(DATASET RECORDS):
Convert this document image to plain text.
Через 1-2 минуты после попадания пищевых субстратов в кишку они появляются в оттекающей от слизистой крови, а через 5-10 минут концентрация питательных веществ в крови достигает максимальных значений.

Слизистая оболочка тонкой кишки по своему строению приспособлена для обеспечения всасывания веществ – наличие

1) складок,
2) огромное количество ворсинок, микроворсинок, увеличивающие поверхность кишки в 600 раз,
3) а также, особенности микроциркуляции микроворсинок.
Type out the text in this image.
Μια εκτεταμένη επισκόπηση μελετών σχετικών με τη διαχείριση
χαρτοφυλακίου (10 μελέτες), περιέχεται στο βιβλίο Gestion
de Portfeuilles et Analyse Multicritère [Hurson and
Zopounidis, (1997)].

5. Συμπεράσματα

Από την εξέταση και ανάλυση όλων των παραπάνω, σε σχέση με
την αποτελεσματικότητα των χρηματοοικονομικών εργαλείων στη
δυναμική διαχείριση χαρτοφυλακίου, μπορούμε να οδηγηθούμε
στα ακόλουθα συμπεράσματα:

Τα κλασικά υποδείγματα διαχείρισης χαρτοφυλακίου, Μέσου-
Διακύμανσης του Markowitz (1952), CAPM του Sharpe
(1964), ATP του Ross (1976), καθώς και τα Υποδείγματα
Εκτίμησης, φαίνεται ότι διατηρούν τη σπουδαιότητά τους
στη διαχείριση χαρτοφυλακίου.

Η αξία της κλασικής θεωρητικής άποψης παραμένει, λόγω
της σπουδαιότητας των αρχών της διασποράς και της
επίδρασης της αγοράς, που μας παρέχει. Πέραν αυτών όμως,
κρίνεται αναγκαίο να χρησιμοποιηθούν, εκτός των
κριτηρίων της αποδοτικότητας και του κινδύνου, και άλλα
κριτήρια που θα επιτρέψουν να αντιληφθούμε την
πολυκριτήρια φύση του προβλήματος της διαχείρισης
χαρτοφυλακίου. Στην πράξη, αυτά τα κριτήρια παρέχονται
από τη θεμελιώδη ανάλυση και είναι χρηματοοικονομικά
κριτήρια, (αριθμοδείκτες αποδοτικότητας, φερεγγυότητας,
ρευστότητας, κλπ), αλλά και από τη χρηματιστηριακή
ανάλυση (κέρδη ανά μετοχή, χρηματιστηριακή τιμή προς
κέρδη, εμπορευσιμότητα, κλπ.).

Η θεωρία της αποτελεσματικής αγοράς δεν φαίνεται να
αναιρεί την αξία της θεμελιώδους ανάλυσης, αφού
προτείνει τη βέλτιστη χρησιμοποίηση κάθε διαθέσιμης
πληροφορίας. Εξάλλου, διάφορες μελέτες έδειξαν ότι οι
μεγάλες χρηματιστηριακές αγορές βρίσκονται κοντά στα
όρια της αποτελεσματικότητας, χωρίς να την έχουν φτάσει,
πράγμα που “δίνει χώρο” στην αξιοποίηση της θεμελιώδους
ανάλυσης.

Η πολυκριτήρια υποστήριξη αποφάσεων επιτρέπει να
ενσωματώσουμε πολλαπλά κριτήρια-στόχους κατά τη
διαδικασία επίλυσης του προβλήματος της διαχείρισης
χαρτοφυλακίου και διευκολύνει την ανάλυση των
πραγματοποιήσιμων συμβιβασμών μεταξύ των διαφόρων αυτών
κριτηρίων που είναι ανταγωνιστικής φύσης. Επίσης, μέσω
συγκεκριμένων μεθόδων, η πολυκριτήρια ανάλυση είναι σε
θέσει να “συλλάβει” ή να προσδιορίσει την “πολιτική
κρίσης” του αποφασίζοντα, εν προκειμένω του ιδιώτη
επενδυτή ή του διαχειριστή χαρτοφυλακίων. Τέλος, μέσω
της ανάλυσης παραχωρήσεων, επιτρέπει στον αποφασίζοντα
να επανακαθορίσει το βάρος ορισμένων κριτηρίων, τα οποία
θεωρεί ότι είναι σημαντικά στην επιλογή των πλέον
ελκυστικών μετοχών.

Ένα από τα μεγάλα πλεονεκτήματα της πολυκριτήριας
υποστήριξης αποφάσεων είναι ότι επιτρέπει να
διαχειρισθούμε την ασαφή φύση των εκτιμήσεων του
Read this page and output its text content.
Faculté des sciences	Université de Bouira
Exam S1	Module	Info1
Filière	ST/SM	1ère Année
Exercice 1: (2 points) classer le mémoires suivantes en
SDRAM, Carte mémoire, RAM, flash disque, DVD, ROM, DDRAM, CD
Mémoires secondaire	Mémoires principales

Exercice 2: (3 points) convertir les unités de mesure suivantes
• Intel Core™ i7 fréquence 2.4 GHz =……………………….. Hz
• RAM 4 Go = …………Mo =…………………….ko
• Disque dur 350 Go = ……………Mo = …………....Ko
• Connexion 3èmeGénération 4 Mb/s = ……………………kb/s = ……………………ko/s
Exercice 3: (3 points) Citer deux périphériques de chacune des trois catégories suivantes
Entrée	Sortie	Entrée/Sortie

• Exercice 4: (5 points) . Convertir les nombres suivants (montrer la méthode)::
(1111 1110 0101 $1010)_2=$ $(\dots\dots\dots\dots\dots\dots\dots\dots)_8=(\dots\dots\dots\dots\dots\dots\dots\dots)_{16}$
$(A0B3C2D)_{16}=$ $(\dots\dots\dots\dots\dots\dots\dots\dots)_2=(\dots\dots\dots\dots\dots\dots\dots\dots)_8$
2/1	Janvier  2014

(SET EXERCISE): Each line of the material should be echoed exactly.

(TASK RESULT):
Convert this document image to plain text.
Через 1-2 минуты после попадания пищевых субстратов в кишку они появляются в оттекающей от слизистой крови, а через 5-10 минут концентрация питательных веществ в крови достигает максимальных значений.

Слизистая оболочка тонкой кишки по своему строению приспособлена для обеспечения всасывания веществ – наличие

1) складок,
2) огромное количество ворсинок, микроворсинок, увеличивающие поверхность кишки в 600 раз,
3) а также, особенности микроциркуляции микроворсинок.
Type out the text in this image.
Μια εκτεταμένη επισκόπηση μελετών σχετικών με τη διαχείριση
χαρτοφυλακίου (10 μελέτες), περιέχεται στο βιβλίο Gestion
de Portfeuilles et Analyse Multicritère [Hurson and
Zopounidis, (1997)].

5. Συμπεράσματα

Από την εξέταση και ανάλυση όλων των παραπάνω, σε σχέση με
την αποτελεσματικότητα των χρηματοοικονομικών εργαλείων στη
δυναμική διαχείριση χαρτοφυλακίου, μπορούμε να οδηγηθούμε
στα ακόλουθα συμπεράσματα:

Τα κλασικά υποδείγματα διαχείρισης χαρτοφυλακίου, Μέσου-
Διακύμανσης του Markowitz (1952), CAPM του Sharpe
(1964), ATP του Ross (1976), καθώς και τα Υποδείγματα
Εκτίμησης, φαίνεται ότι διατηρούν τη σπουδαιότητά τους
στη διαχείριση χαρτοφυλακίου.

Η αξία της κλασικής θεωρητικής άποψης παραμένει, λόγω
της σπουδαιότητας των αρχών της διασποράς και της
επίδρασης της αγοράς, που μας παρέχει. Πέραν αυτών όμως,
κρίνεται αναγκαίο να χρησιμοποιηθούν, εκτός των
κριτηρίων της αποδοτικότητας και του κινδύνου, και άλλα
κριτήρια που θα επιτρέψουν να αντιληφθούμε την
πολυκριτήρια φύση του προβλήματος της διαχείρισης
χαρτοφυλακίου. Στην πράξη, αυτά τα κριτήρια παρέχονται
από τη θεμελιώδη ανάλυση και είναι χρηματοοικονομικά
κριτήρια, (αριθμοδείκτες αποδοτικότητας, φερεγγυότητας,
ρευστότητας, κλπ), αλλά και από τη χρηματιστηριακή
ανάλυση (κέρδη ανά μετοχή, χρηματιστηριακή τιμή προς
κέρδη, εμπορευσιμότητα, κλπ.).

Η θεωρία της αποτελεσματικής αγοράς δεν φαίνεται να
αναιρεί την αξία της θεμελιώδους ανάλυσης, αφού
προτείνει τη βέλτιστη χρησιμοποίηση κάθε διαθέσιμης
πληροφορίας. Εξάλλου, διάφορες μελέτες έδειξαν ότι οι
μεγάλες χρηματιστηριακές αγορές βρίσκονται κοντά στα
όρια της αποτελεσματικότητας, χωρίς να την έχουν φτάσει,
πράγμα που “δίνει χώρο” στην αξιοποίηση της θεμελιώδους
ανάλυσης.

Η πολυκριτήρια υποστήριξη αποφάσεων επιτρέπει να
ενσωματώσουμε πολλαπλά κριτήρια-στόχους κατά τη
διαδικασία επίλυσης του προβλήματος της διαχείρισης
χαρτοφυλακίου και διευκολύνει την ανάλυση των
πραγματοποιήσιμων συμβιβασμών μεταξύ των διαφόρων αυτών
κριτηρίων που είναι ανταγωνιστικής φύσης. Επίσης, μέσω
συγκεκριμένων μεθόδων, η πολυκριτήρια ανάλυση είναι σε
θέσει να “συλλάβει” ή να προσδιορίσει την “πολιτική
κρίσης” του αποφασίζοντα, εν προκειμένω του ιδιώτη
επενδυτή ή του διαχειριστή χαρτοφυλακίων. Τέλος, μέσω
της ανάλυσης παραχωρήσεων, επιτρέπει στον αποφασίζοντα
να επανακαθορίσει το βάρος ορισμένων κριτηρίων, τα οποία
θεωρεί ότι είναι σημαντικά στην επιλογή των πλέον
ελκυστικών μετοχών.

Ένα από τα μεγάλα πλεονεκτήματα της πολυκριτήριας
υποστήριξης αποφάσεων είναι ότι επιτρέπει να
διαχειρισθούμε την ασαφή φύση των εκτιμήσεων του
Read this page and output its text content.
Faculté des sciences	Université de Bouira
Exam S1	Module	Info1
Filière	ST/SM	1ère Année
Exercice 1: (2 points) classer le mémoires suivantes en
SDRAM, Carte mémoire, RAM, flash disque, DVD, ROM, DDRAM, CD
Mémoires secondaire	Mémoires principales

Exercice 2: (3 points) convertir les unités de mesure suivantes
• Intel Core™ i7 fréquence 2.4 GHz =……………………….. Hz
• RAM 4 Go = …………Mo =…………………….ko
• Disque dur 350 Go = ……………Mo = …………....Ko
• Connexion 3èmeGénération 4 Mb/s = ……………………kb/s = ……………………ko/s
Exercice 3: (3 points) Citer deux périphériques de chacune des trois catégories suivantes
Entrée	Sortie	Entrée/Sortie

• Exercice 4: (5 points) . Convertir les nombres suivants (montrer la méthode)::
(1111 1110 0101 $1010)_2=$ $(\dots\dots\dots\dots\dots\dots\dots\dots)_8=(\dots\dots\dots\dots\dots\dots\dots\dots)_{16}$
$(A0B3C2D)_{16}=$ $(\dots\dots\dots\dots\dots\dots\dots\dots)_2=(\dots\dots\dots\dots\dots\dots\dots\dots)_8$
2/1	Janvier  2014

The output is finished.